Below are some records; reproduce every one of them exactly.

^^^^

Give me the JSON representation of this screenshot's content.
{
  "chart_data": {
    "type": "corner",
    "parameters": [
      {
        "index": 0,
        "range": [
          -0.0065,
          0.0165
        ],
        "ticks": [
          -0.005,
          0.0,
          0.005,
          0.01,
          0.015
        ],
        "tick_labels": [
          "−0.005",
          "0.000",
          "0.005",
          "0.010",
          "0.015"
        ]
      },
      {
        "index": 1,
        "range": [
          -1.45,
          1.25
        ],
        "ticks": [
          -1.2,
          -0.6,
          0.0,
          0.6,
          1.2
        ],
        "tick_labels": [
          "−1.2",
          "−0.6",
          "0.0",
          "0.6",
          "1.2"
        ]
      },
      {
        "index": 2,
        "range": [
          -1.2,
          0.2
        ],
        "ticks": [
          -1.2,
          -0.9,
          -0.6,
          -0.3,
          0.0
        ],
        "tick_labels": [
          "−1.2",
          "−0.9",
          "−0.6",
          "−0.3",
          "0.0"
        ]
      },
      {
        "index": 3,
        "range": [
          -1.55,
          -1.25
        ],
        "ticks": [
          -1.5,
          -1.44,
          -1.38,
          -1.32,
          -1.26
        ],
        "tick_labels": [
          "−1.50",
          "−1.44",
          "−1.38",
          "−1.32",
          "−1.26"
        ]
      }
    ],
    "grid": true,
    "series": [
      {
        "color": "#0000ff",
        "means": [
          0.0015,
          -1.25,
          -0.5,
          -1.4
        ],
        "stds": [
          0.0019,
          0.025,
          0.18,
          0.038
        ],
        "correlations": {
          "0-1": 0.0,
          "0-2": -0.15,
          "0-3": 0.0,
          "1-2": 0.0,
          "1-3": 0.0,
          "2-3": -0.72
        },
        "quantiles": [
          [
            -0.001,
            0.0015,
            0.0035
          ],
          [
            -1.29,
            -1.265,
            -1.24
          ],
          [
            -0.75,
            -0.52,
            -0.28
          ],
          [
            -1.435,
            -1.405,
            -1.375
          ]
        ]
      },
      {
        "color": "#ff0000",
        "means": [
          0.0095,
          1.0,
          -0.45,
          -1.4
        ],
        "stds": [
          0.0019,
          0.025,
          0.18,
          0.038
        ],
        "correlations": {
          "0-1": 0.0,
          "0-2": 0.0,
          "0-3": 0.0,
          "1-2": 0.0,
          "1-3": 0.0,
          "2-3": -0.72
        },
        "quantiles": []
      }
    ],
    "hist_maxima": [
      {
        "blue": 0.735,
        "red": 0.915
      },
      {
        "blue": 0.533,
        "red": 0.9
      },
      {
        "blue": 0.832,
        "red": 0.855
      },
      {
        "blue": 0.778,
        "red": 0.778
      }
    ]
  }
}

^^^^

◆ OUTPUT FOR THIS TASK
Give me the JSON representation of this screenshot's content.
{
  "chart_data": {
    "type": "corner",
    "parameters": [
      {
        "index": 0,
        "range": [
          -0.0065,
          0.0165
        ],
        "ticks": [
          -0.005,
          0.0,
          0.005,
          0.01,
          0.015
        ],
        "tick_labels": [
          "−0.005",
          "0.000",
          "0.005",
          "0.010",
          "0.015"
        ]
      },
      {
        "index": 1,
        "range": [
          -1.45,
          1.25
        ],
        "ticks": [
          -1.2,
          -0.6,
          0.0,
          0.6,
          1.2
        ],
        "tick_labels": [
          "−1.2",
          "−0.6",
          "0.0",
          "0.6",
          "1.2"
        ]
      },
      {
        "index": 2,
        "range": [
          -1.2,
          0.2
        ],
        "ticks": [
          -1.2,
          -0.9,
          -0.6,
          -0.3,
          0.0
        ],
        "tick_labels": [
          "−1.2",
          "−0.9",
          "−0.6",
          "−0.3",
          "0.0"
        ]
      },
      {
        "index": 3,
        "range": [
          -1.55,
          -1.25
        ],
        "ticks": [
          -1.5,
          -1.44,
          -1.38,
          -1.32,
          -1.26
        ],
        "tick_labels": [
          "−1.50",
          "−1.44",
          "−1.38",
          "−1.32",
          "−1.26"
        ]
      }
    ],
    "grid": true,
    "series": [
      {
        "color": "#0000ff",
        "means": [
          0.0015,
          -1.25,
          -0.5,
          -1.4
        ],
        "stds": [
          0.0019,
          0.025,
          0.18,
          0.038
        ],
        "correlations": {
          "0-1": 0.0,
          "0-2": -0.15,
          "0-3": 0.0,
          "1-2": 0.0,
          "1-3": 0.0,
          "2-3": -0.72
        },
        "quantiles": [
          [
            -0.001,
            0.0015,
            0.0035
          ],
          [
            -1.29,
            -1.265,
            -1.24
          ],
          [
            -0.75,
            -0.52,
            -0.28
          ],
          [
            -1.435,
            -1.405,
            -1.375
          ]
        ]
      },
      {
        "color": "#ff0000",
        "means": [
          0.0095,
          1.0,
          -0.45,
          -1.4
        ],
        "stds": [
          0.0019,
          0.025,
          0.18,
          0.038
        ],
        "correlations": {
          "0-1": 0.0,
          "0-2": 0.0,
          "0-3": 0.0,
          "1-2": 0.0,
          "1-3": 0.0,
          "2-3": -0.72
        },
        "quantiles": []
      }
    ],
    "hist_maxima": [
      {
        "blue": 0.735,
        "red": 0.915
      },
      {
        "blue": 0.533,
        "red": 0.9
      },
      {
        "blue": 0.832,
        "red": 0.855
      },
      {
        "blue": 0.778,
        "red": 0.778
      }
    ]
  }
}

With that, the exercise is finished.